REQUIREMENT
Your task is to locate every line holding the string "放个大招给你看" and to copy each of them.
┄┄┄┄┄┄┄┄┄┄┄┄┄┄┄┄┄┄┄┄
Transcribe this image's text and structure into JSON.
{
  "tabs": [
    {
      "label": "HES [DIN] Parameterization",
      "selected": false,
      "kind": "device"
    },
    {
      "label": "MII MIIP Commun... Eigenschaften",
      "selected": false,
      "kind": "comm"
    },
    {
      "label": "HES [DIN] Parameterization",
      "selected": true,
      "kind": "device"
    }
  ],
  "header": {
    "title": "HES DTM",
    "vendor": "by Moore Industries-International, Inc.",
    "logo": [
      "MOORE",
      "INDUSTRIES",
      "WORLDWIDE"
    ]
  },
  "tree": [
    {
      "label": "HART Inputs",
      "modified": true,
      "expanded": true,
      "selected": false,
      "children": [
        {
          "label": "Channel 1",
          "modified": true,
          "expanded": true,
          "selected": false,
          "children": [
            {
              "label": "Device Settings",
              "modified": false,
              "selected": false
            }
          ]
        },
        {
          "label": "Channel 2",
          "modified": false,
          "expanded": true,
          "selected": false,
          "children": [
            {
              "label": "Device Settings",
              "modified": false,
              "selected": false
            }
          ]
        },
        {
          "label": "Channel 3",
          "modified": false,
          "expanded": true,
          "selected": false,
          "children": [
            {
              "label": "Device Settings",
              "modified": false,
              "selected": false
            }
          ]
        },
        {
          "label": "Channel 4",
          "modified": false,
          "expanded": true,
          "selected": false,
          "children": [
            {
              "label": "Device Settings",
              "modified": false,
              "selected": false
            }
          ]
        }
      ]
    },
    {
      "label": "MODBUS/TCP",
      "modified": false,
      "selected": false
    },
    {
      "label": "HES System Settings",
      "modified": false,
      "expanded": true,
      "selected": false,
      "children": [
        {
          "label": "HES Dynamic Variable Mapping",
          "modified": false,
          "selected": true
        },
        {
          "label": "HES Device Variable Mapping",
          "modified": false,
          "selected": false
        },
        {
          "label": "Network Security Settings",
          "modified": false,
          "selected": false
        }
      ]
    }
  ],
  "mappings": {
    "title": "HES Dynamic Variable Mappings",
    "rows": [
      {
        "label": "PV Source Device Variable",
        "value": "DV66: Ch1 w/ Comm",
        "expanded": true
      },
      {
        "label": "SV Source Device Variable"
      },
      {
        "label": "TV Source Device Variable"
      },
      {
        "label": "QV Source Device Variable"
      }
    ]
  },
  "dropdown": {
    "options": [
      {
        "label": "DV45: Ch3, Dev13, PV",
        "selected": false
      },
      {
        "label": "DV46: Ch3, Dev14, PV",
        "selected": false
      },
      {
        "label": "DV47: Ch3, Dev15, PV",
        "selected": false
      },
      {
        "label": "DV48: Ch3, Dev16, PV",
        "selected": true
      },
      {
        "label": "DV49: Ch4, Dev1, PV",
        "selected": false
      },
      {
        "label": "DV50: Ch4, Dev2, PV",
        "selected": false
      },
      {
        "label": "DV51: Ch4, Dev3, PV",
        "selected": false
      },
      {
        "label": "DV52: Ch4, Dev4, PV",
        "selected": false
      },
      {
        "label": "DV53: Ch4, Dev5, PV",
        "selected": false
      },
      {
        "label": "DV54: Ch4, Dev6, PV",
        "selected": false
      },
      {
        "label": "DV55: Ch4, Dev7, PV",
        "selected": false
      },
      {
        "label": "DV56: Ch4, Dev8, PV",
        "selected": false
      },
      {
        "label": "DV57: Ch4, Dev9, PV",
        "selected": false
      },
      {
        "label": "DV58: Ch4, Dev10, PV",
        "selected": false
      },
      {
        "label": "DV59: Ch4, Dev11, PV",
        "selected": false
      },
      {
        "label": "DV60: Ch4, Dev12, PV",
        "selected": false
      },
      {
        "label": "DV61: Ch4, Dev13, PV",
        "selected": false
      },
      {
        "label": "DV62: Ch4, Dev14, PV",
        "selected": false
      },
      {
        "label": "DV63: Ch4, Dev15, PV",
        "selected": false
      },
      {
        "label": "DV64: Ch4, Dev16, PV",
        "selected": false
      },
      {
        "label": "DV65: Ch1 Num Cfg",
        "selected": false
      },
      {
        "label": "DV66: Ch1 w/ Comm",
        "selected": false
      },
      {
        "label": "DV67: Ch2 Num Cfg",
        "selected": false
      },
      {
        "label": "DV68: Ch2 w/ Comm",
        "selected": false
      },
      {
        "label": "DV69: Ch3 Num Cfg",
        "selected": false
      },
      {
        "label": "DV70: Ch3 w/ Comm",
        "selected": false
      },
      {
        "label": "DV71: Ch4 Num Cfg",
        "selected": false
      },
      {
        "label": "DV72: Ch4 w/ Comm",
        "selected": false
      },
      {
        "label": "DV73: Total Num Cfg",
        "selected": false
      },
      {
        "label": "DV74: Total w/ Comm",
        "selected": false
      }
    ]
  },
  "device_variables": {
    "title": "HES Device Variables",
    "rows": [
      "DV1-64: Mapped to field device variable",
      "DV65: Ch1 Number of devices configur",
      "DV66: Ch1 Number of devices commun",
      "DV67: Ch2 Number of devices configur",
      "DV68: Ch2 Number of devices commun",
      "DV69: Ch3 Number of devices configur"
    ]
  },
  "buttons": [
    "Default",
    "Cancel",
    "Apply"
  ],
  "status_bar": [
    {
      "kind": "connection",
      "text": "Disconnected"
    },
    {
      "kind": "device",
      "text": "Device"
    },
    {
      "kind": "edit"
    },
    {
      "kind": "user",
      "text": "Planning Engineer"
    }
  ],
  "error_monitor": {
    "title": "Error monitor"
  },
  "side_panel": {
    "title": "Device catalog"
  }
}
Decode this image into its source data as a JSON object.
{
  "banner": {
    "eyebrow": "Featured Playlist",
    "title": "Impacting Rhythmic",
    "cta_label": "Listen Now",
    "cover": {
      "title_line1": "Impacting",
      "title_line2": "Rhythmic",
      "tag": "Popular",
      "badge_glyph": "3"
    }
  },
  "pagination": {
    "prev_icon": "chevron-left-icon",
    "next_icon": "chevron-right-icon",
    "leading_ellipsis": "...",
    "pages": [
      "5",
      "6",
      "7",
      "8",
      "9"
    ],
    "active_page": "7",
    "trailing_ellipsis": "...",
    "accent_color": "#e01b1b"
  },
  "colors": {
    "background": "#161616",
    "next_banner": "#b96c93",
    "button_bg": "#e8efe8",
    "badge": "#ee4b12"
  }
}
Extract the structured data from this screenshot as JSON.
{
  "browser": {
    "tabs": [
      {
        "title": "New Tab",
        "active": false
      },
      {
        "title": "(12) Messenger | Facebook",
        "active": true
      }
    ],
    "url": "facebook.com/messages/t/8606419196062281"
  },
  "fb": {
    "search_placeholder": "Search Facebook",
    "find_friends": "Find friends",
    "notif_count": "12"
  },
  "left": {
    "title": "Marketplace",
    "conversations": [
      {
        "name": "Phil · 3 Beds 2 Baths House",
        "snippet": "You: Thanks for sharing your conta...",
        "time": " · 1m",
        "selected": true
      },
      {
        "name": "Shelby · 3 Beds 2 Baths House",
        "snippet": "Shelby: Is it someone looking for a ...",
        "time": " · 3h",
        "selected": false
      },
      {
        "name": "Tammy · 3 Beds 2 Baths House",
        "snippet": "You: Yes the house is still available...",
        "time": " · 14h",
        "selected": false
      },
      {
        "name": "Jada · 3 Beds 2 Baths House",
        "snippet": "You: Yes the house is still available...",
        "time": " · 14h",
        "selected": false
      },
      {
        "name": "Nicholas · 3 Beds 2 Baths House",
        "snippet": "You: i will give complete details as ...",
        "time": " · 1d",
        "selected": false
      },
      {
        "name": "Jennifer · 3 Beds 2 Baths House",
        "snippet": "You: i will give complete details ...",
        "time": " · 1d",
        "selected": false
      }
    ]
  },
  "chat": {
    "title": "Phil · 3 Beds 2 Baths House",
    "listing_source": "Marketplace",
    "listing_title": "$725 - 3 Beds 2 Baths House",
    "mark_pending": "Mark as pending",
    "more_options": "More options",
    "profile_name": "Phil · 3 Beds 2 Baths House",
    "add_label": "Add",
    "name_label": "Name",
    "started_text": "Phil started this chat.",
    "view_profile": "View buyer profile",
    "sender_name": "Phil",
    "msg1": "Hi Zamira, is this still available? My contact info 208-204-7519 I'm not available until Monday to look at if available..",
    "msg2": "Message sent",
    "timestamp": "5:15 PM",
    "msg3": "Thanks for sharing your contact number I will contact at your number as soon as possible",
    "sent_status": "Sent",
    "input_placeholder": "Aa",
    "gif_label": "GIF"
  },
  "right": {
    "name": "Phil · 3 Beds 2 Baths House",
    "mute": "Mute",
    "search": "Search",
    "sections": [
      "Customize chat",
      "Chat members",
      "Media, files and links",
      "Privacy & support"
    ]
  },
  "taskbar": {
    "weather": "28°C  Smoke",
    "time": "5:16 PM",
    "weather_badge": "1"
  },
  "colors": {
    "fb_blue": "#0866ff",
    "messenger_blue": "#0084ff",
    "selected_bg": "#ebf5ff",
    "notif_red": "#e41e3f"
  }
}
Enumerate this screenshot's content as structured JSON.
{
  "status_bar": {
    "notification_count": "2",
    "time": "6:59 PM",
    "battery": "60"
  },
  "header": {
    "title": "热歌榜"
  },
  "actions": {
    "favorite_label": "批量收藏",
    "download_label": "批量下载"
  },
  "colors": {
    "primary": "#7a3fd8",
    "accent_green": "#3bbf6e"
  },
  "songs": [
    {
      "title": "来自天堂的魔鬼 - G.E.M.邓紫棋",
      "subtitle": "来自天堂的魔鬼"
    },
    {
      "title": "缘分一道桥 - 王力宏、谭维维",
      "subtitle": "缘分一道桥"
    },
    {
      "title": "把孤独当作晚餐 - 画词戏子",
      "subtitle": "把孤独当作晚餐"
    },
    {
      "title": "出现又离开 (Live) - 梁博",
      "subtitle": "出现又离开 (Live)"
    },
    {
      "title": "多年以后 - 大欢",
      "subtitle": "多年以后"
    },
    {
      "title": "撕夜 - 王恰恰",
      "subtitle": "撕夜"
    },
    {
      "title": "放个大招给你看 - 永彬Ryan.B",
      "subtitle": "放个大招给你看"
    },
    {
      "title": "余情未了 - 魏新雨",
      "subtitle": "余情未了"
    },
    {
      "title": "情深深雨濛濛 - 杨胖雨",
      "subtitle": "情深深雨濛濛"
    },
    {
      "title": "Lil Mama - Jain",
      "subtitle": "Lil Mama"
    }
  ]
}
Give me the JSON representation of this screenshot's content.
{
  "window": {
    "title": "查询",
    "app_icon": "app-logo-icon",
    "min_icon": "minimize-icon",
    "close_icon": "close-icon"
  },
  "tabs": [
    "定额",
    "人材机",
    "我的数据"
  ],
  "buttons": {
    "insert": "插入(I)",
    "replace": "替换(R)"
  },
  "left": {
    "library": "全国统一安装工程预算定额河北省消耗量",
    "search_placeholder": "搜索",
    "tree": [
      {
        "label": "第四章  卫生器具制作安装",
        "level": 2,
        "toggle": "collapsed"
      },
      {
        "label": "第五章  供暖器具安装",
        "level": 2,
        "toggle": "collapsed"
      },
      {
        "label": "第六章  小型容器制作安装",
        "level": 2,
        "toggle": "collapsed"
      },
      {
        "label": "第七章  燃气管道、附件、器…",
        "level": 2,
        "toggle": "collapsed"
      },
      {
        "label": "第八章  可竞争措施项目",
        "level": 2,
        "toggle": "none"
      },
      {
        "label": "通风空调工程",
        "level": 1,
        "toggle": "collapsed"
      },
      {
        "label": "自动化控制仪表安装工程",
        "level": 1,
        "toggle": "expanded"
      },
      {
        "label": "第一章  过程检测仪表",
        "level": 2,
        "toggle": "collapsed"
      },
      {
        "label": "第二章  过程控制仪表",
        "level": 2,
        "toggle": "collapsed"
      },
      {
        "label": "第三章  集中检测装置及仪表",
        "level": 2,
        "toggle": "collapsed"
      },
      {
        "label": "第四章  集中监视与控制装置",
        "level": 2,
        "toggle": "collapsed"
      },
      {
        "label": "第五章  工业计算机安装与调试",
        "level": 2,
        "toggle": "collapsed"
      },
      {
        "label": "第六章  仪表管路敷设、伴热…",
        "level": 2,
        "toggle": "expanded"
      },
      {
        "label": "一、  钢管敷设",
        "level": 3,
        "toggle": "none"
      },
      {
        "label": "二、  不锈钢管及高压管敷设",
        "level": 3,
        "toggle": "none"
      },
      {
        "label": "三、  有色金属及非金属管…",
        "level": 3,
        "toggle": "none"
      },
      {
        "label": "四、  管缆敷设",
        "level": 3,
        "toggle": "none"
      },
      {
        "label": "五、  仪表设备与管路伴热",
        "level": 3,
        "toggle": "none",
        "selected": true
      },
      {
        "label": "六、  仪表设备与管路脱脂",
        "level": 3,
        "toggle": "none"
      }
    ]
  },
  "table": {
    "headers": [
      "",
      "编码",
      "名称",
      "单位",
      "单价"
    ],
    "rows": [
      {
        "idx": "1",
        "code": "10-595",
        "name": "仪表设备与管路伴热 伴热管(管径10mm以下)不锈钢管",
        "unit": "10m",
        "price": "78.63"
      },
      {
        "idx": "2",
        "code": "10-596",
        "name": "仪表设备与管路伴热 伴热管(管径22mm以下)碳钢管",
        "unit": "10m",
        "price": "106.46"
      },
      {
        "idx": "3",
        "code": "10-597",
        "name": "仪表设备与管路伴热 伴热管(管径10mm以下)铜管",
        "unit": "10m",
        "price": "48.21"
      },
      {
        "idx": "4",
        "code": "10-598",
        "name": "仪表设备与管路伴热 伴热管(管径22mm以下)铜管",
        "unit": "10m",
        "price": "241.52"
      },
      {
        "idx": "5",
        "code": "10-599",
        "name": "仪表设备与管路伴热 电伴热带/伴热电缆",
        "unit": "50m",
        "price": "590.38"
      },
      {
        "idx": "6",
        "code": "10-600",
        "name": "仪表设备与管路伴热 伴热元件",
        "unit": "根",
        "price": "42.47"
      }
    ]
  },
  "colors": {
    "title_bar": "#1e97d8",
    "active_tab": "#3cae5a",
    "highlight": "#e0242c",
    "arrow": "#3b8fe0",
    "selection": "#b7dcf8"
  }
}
┄┄┄┄┄┄┄┄┄┄┄┄┄┄┄┄┄┄┄┄
SOLUTION
      "title": "放个大招给你看 - 永彬Ryan.B",
      "subtitle": "放个大招给你看"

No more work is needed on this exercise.